*TASK INSTRUCTIONS*
Give the count of lines that include the string "Костромской". Add nothing to it.

Entries from a dataset:
>>>

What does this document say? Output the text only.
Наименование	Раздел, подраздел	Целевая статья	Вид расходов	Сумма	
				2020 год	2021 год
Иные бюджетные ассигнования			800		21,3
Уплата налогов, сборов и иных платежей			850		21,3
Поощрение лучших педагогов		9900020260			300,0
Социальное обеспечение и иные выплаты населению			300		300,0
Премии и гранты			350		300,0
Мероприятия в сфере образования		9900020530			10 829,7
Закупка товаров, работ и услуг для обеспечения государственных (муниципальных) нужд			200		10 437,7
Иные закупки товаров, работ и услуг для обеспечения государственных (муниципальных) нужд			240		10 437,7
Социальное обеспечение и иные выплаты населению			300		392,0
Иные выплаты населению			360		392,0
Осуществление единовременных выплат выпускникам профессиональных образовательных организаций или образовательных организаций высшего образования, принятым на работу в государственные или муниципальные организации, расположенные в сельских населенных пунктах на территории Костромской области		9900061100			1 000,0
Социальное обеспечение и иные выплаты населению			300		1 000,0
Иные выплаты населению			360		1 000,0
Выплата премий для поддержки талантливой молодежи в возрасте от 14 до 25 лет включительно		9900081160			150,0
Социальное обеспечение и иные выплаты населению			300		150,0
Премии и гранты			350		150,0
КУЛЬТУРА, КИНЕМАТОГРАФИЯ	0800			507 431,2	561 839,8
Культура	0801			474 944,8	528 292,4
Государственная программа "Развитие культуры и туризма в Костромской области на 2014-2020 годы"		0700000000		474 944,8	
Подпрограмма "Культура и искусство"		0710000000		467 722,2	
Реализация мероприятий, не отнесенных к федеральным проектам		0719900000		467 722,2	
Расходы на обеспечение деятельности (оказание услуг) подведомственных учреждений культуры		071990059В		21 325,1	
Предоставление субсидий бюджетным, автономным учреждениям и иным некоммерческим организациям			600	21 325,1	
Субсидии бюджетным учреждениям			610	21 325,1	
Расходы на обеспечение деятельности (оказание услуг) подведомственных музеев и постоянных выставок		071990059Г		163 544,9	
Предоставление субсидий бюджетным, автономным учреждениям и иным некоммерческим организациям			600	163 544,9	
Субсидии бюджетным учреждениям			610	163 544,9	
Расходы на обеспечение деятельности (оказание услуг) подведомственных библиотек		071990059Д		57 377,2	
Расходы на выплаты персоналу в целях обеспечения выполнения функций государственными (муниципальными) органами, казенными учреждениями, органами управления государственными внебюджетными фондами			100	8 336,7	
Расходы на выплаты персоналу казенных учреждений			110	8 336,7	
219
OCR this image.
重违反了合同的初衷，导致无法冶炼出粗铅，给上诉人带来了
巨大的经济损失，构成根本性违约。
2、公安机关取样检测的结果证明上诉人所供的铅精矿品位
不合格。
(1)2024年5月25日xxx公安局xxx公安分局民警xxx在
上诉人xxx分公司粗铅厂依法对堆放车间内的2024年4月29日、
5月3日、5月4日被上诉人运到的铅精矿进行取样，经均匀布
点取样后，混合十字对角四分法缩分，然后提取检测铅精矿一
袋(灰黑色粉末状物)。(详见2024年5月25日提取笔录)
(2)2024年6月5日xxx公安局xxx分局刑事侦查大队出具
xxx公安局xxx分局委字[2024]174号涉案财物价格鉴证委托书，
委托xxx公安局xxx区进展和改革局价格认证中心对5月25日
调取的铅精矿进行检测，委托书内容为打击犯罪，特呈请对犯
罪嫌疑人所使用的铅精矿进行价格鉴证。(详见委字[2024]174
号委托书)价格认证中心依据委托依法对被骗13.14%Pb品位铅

<<<

*SOLUTION TO THIS PROBLEM*
2